#### OBJECTIVE:
Give the data again from its start through the line containing "button[interactable]: 灵性值: [14, 858, 527, 912]", swapping "返回" for "Back" and leaving everything else unchanged.

Region boundary data
• • • • •

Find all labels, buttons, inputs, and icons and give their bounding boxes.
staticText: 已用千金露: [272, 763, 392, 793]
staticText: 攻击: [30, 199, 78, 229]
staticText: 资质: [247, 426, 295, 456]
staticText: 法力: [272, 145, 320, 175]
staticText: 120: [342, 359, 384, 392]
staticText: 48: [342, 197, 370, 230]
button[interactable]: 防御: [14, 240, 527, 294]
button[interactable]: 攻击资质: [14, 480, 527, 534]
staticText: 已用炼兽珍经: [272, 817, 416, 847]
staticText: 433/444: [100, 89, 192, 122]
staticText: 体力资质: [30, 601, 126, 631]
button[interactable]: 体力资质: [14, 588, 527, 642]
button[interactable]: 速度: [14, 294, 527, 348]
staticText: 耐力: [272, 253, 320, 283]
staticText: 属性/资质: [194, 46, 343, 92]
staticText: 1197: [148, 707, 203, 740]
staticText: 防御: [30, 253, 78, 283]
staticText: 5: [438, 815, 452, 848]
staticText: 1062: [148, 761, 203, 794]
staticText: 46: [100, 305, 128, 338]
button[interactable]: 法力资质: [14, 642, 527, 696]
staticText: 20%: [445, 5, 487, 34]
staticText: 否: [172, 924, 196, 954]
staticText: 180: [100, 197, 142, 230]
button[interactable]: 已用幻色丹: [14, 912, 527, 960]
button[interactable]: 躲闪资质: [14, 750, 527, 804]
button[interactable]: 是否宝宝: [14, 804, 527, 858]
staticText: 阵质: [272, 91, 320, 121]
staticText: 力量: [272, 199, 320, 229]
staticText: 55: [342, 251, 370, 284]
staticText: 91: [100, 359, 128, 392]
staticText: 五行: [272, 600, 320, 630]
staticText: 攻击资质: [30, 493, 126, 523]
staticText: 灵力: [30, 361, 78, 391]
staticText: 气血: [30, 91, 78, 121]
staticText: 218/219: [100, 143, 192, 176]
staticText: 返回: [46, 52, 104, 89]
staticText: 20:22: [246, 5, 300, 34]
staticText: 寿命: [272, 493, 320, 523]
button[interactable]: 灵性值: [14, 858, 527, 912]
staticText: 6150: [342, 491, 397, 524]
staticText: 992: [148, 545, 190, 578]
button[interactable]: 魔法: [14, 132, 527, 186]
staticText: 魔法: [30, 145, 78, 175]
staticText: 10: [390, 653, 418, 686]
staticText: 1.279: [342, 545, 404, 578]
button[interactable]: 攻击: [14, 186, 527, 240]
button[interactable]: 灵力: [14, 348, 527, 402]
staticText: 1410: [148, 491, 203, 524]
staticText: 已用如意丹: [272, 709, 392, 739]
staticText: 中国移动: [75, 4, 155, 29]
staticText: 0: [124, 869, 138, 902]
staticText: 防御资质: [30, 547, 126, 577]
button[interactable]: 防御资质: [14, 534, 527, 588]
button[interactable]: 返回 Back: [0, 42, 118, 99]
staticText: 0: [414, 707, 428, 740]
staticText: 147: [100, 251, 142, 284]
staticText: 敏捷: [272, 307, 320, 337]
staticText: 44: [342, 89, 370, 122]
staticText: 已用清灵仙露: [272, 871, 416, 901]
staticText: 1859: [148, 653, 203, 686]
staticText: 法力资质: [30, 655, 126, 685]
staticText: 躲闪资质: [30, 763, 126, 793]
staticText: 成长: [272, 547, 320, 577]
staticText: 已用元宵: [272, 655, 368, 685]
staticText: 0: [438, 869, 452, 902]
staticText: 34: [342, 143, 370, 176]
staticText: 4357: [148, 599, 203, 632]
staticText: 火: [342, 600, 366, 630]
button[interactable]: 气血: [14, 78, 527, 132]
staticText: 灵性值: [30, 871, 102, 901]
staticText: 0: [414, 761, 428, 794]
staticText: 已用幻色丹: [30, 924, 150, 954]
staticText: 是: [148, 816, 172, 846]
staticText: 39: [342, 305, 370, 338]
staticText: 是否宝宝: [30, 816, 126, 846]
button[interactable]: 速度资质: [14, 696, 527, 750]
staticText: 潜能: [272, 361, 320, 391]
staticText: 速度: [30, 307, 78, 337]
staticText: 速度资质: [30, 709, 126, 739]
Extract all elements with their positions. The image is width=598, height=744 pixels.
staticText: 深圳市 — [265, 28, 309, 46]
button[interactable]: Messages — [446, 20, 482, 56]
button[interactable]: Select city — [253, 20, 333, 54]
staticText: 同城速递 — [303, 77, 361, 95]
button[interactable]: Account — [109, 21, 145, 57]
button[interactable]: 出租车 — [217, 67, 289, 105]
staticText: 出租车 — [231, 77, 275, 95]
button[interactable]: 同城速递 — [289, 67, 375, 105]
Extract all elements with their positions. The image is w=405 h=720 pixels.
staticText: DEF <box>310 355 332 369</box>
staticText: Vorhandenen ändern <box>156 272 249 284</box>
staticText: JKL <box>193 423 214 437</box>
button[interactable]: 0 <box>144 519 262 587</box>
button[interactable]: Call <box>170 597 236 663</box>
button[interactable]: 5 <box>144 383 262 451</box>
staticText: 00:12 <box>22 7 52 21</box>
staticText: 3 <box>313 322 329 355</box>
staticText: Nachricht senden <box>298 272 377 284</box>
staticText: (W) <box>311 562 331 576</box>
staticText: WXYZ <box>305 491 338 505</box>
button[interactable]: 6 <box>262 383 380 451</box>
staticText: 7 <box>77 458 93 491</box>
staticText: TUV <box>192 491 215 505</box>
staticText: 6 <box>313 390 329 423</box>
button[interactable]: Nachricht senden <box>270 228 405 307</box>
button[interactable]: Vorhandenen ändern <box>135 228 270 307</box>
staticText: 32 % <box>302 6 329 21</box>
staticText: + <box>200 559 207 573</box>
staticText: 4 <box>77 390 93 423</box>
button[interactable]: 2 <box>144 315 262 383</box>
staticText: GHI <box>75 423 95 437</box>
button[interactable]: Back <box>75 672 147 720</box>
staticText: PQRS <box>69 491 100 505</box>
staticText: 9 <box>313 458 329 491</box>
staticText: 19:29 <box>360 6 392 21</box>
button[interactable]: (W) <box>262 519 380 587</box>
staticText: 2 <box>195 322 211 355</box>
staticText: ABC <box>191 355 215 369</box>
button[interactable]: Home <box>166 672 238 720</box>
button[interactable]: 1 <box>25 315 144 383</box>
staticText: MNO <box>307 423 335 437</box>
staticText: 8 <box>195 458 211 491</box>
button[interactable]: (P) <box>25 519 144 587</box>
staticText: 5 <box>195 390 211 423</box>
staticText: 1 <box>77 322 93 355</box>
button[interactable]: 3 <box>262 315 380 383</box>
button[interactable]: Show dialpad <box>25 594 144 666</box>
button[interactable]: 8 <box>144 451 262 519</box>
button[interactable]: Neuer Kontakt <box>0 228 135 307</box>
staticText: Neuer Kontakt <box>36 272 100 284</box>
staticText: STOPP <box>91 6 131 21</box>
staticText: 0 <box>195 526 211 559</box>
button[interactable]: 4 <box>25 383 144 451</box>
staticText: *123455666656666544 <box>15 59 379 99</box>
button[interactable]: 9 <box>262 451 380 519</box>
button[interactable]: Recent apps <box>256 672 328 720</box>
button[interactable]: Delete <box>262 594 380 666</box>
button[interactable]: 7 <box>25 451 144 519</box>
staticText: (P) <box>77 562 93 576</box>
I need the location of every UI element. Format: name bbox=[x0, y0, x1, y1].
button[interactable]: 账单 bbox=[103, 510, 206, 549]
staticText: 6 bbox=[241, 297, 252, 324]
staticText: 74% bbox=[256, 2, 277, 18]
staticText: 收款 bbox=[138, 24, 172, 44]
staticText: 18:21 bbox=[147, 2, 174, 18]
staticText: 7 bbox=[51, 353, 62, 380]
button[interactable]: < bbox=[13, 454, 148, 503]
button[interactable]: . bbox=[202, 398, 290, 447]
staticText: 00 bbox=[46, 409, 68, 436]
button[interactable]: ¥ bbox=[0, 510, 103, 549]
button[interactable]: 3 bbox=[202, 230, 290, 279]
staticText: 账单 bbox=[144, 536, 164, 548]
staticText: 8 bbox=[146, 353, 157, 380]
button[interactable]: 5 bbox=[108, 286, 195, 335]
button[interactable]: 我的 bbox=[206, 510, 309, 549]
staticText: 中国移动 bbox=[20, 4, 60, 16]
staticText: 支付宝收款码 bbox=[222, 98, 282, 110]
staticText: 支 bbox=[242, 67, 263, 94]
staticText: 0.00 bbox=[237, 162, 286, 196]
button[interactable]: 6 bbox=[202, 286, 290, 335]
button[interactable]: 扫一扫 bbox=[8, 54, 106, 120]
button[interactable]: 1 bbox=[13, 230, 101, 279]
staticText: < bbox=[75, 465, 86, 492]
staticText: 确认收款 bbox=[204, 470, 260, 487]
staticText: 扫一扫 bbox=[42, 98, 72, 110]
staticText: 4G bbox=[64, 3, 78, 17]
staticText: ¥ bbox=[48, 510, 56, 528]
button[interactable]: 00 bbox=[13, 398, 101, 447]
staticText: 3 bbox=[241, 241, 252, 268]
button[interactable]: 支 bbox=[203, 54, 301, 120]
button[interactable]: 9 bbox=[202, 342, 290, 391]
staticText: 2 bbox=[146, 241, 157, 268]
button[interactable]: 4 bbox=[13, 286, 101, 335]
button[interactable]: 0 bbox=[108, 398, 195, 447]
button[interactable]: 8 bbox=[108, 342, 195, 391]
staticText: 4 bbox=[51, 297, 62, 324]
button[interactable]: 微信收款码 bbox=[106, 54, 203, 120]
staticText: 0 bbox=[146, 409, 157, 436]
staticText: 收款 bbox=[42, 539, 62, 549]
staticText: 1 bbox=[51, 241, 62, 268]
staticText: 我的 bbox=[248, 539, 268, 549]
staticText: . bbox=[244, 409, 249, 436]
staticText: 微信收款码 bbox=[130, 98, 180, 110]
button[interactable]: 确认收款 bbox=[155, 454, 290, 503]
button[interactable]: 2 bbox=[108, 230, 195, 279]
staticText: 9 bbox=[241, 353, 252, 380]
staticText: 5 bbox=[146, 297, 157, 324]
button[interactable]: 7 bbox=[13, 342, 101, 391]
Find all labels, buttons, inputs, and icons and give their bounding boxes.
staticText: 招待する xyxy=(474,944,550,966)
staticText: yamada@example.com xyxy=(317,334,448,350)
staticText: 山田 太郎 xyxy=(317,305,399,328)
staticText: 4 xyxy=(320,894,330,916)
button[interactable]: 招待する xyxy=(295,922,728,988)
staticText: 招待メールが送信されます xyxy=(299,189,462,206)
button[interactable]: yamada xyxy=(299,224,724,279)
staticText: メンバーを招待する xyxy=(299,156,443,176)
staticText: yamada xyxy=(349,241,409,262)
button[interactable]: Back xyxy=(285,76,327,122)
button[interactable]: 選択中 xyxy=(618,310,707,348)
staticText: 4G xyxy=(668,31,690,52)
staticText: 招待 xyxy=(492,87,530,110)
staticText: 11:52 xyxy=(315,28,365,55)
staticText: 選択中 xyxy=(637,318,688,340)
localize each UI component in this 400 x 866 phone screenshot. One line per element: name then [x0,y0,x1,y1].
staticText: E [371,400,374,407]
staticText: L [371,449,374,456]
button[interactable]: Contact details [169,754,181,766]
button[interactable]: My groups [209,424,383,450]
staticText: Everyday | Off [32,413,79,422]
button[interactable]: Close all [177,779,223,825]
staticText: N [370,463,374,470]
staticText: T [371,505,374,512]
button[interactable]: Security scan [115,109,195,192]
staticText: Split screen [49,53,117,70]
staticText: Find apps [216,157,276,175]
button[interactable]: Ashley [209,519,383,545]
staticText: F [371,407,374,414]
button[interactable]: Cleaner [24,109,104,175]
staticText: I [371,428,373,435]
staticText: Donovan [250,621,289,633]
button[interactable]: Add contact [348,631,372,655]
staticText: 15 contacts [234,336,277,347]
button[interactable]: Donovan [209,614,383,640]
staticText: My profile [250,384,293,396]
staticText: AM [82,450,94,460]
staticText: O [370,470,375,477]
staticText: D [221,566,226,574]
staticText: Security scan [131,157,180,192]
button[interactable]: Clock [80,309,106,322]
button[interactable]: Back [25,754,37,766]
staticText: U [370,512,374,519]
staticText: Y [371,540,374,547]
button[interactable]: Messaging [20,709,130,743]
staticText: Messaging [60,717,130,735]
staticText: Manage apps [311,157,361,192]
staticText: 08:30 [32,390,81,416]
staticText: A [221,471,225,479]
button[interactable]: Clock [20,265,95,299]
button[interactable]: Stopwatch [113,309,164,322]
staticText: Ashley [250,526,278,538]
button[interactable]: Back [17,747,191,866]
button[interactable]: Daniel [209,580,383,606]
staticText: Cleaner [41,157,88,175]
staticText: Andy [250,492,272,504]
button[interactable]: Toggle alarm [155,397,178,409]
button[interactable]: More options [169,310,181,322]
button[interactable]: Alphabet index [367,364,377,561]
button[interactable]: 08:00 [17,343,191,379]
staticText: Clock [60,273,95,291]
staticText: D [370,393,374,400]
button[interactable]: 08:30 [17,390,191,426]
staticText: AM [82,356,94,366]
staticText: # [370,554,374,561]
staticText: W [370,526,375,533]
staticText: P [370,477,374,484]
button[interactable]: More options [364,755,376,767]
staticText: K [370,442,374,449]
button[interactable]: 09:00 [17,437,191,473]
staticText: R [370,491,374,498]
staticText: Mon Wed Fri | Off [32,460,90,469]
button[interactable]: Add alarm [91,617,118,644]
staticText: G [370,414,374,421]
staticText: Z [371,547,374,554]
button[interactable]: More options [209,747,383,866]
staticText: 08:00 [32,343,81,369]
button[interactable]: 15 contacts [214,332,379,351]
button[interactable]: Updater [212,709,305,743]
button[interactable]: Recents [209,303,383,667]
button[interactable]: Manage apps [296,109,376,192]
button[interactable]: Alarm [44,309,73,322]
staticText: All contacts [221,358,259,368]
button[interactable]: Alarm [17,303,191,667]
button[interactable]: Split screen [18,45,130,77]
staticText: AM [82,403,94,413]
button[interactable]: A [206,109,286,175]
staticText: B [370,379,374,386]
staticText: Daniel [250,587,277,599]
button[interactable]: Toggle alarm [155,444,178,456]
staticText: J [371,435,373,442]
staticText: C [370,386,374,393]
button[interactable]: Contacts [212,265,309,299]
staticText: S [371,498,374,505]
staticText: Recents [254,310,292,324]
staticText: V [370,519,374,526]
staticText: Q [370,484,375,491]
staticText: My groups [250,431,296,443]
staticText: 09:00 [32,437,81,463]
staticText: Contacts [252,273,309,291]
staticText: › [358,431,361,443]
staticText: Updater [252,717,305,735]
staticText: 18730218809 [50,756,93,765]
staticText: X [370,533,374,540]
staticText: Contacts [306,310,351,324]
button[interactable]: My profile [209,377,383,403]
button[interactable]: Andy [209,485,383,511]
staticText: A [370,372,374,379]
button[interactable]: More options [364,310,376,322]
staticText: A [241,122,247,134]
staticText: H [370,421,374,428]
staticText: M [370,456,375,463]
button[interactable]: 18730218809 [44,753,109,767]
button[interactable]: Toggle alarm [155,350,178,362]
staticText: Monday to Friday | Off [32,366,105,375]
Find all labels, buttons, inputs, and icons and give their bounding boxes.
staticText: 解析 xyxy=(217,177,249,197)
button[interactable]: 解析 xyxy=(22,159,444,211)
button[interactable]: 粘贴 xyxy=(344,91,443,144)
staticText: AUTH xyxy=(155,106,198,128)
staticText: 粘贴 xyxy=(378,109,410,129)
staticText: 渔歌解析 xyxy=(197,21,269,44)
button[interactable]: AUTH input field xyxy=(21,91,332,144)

• • • • •

#### EXERCISE RESULT:
Find all labels, buttons, inputs, and icons and give their bounding boxes.
staticText: 已用千金露: [272, 763, 392, 793]
staticText: 攻击: [30, 199, 78, 229]
staticText: 资质: [247, 426, 295, 456]
staticText: 法力: [272, 145, 320, 175]
staticText: 120: [342, 359, 384, 392]
staticText: 48: [342, 197, 370, 230]
button[interactable]: 防御: [14, 240, 527, 294]
button[interactable]: 攻击资质: [14, 480, 527, 534]
staticText: 已用炼兽珍经: [272, 817, 416, 847]
staticText: 433/444: [100, 89, 192, 122]
staticText: 体力资质: [30, 601, 126, 631]
button[interactable]: 体力资质: [14, 588, 527, 642]
button[interactable]: 速度: [14, 294, 527, 348]
staticText: 耐力: [272, 253, 320, 283]
staticText: 属性/资质: [194, 46, 343, 92]
staticText: 1197: [148, 707, 203, 740]
staticText: 防御: [30, 253, 78, 283]
staticText: 5: [438, 815, 452, 848]
staticText: 1062: [148, 761, 203, 794]
staticText: 46: [100, 305, 128, 338]
button[interactable]: 法力资质: [14, 642, 527, 696]
staticText: 20%: [445, 5, 487, 34]
staticText: 否: [172, 924, 196, 954]
staticText: 180: [100, 197, 142, 230]
button[interactable]: 已用幻色丹: [14, 912, 527, 960]
button[interactable]: 躲闪资质: [14, 750, 527, 804]
button[interactable]: 是否宝宝: [14, 804, 527, 858]
staticText: 阵质: [272, 91, 320, 121]
staticText: 力量: [272, 199, 320, 229]
staticText: 55: [342, 251, 370, 284]
staticText: 91: [100, 359, 128, 392]
staticText: 五行: [272, 600, 320, 630]
staticText: 攻击资质: [30, 493, 126, 523]
staticText: 灵力: [30, 361, 78, 391]
staticText: 气血: [30, 91, 78, 121]
staticText: 218/219: [100, 143, 192, 176]
staticText: Back: [46, 52, 104, 89]
staticText: 20:22: [246, 5, 300, 34]
staticText: 寿命: [272, 493, 320, 523]
button[interactable]: 灵性值: [14, 858, 527, 912]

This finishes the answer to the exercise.